Start TASK INPUTS

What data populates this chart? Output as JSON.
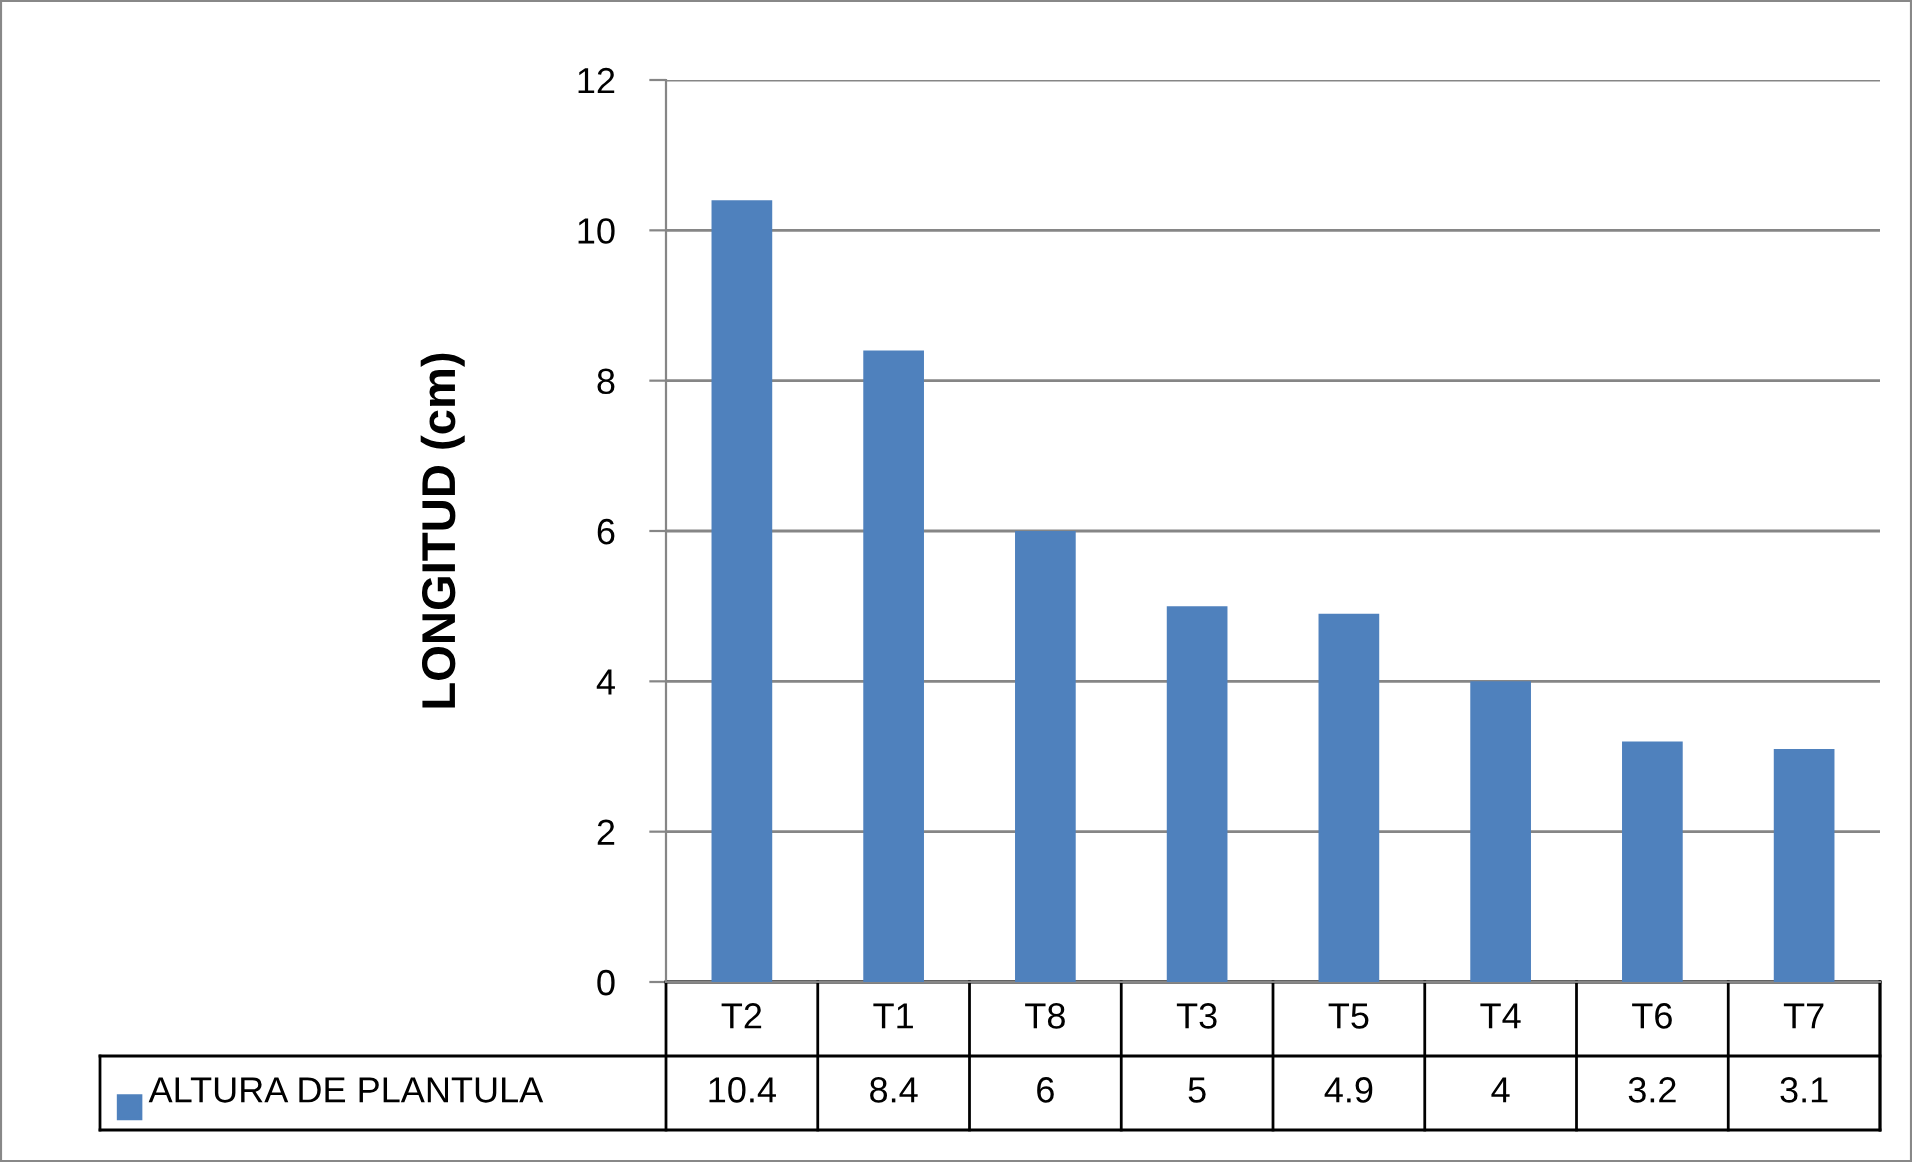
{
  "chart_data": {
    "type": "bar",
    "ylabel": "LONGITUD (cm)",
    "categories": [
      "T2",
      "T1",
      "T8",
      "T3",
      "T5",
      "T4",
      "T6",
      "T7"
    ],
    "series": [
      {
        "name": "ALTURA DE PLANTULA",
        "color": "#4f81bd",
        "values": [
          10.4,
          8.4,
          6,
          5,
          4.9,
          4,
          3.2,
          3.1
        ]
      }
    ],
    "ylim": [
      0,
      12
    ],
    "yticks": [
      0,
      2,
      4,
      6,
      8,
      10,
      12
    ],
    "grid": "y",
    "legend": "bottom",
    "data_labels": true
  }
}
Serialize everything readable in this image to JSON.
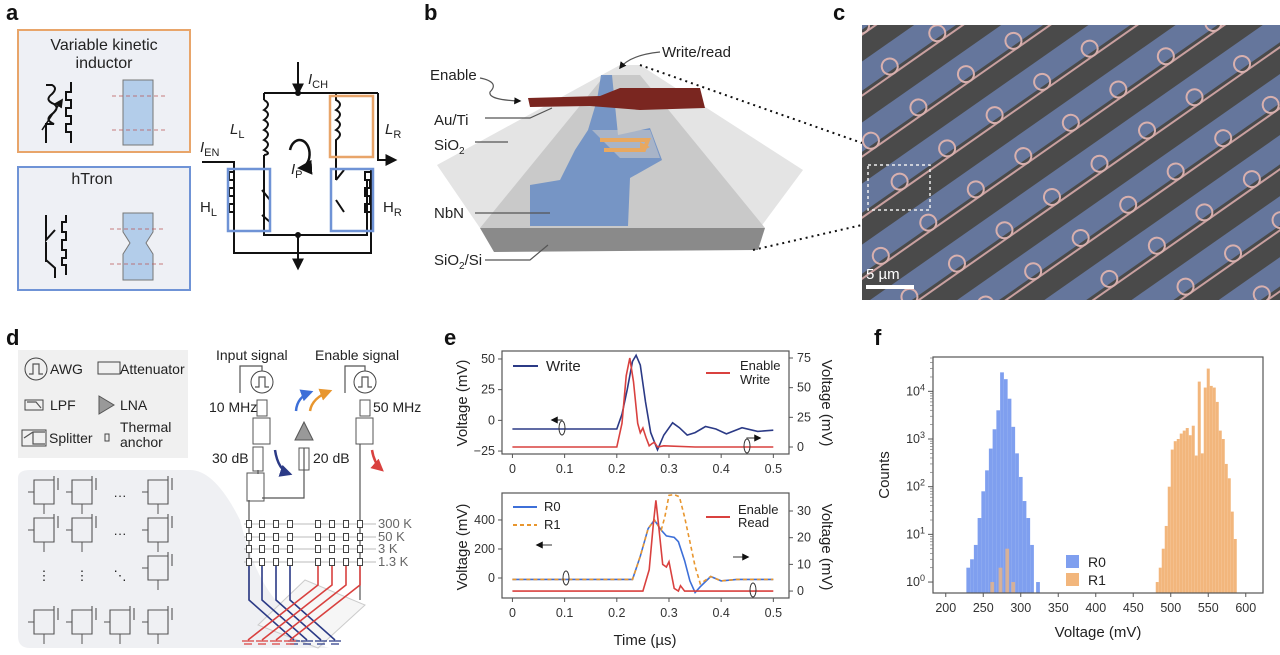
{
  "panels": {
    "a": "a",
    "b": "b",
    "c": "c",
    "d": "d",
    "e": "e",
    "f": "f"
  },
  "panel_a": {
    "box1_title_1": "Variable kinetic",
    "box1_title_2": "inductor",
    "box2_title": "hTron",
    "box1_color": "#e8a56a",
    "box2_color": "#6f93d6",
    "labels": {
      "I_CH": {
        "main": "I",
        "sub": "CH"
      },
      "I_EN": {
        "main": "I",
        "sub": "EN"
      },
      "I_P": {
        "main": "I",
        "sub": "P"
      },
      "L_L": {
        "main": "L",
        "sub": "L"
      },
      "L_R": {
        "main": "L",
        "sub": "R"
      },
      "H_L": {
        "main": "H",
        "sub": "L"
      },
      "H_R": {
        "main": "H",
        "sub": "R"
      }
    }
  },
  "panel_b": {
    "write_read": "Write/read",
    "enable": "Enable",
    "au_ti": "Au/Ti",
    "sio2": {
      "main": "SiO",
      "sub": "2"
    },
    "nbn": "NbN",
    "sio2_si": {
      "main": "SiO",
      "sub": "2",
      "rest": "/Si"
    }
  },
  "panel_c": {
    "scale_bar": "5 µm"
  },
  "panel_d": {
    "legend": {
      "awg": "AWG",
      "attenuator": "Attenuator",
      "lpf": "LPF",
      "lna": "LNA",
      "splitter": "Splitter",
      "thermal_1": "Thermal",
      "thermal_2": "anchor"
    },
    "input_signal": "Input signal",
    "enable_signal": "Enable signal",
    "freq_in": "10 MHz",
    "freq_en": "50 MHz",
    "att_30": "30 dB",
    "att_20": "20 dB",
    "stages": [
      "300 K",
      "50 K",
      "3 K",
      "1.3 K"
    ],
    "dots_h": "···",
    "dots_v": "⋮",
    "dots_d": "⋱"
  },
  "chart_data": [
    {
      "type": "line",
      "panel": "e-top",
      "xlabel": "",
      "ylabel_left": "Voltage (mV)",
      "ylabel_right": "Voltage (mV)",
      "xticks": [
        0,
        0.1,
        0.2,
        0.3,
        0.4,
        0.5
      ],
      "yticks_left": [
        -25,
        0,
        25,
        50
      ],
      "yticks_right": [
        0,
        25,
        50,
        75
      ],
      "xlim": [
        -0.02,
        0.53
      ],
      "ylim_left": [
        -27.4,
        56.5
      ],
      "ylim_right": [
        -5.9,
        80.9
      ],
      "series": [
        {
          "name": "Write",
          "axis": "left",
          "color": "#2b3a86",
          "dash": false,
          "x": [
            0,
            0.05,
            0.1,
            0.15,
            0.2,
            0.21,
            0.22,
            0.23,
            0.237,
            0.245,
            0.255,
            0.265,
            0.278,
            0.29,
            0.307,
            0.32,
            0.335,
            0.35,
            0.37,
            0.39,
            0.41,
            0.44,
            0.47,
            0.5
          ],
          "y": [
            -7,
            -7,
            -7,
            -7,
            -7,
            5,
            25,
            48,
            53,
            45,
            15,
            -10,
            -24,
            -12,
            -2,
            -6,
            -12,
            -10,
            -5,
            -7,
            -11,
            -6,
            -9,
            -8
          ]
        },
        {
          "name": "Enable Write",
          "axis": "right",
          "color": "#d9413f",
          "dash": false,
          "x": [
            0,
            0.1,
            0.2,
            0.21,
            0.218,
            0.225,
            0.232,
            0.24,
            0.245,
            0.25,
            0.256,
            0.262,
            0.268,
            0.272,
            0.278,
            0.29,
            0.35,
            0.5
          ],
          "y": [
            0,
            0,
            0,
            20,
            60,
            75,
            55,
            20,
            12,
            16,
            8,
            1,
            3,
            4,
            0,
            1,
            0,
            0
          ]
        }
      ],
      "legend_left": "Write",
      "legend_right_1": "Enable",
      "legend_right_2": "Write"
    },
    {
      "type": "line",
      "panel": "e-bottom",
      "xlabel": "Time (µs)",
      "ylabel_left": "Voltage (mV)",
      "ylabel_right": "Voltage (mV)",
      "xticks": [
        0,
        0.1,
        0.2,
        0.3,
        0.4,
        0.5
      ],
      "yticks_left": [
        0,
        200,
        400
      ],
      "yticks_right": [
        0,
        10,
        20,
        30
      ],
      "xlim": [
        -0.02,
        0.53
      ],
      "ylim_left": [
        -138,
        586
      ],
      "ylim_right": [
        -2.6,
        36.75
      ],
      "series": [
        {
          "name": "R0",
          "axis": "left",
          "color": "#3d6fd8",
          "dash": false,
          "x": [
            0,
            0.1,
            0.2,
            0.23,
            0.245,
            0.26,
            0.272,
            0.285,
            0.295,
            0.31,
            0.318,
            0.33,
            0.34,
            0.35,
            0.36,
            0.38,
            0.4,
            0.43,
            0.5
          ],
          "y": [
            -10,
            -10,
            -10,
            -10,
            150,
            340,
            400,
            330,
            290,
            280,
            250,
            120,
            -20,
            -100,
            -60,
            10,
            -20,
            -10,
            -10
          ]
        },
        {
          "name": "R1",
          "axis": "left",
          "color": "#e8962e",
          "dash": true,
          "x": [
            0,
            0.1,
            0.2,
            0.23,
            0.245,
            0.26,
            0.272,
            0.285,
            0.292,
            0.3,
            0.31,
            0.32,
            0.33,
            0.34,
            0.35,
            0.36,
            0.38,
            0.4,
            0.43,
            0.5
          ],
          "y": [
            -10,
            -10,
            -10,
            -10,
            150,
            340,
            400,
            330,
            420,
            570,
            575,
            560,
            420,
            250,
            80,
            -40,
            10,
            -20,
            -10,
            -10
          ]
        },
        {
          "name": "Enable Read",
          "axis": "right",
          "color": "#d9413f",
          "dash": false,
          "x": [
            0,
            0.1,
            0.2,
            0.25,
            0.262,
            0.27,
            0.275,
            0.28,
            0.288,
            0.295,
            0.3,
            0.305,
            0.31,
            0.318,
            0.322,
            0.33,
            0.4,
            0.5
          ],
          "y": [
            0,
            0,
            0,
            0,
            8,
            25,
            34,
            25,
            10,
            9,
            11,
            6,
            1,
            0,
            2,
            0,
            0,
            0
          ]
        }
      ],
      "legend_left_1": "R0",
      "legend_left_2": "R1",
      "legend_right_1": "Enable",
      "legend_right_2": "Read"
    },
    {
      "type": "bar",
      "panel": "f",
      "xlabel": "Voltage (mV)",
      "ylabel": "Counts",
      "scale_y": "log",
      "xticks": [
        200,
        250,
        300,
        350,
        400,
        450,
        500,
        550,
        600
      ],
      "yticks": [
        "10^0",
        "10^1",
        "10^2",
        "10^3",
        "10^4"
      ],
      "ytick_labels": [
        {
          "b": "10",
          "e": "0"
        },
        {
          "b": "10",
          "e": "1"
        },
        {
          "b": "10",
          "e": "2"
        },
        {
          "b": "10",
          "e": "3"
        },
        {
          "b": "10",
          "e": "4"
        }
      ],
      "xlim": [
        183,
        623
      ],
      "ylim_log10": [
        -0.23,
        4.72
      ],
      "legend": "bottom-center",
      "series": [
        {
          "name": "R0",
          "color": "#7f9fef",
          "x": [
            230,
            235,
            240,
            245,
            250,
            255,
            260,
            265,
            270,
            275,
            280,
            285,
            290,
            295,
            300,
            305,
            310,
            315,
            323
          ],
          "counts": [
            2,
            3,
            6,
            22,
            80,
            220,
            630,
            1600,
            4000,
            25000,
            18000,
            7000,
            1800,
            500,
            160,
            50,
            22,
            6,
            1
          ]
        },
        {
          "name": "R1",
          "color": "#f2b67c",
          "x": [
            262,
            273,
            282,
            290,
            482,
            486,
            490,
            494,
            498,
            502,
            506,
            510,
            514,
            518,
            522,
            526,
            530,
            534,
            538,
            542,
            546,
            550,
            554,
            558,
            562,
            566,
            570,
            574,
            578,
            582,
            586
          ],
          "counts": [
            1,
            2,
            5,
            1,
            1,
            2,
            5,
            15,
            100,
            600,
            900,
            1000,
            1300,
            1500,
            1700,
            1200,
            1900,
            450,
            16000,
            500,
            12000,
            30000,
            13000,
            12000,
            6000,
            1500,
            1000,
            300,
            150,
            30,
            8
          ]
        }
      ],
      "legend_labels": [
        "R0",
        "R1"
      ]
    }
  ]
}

End TASK INPUTS

_EXERCISE INSTRUCTIONS_: List every line from the entries above in which "Enable" appears.

_COMPLETE OUTPUT_:
    "enable": "Enable",
    "enable_signal": "Enable signal",
          "name": "Enable Write",
      "legend_right_1": "Enable",
          "name": "Enable Read",
      "legend_right_1": "Enable",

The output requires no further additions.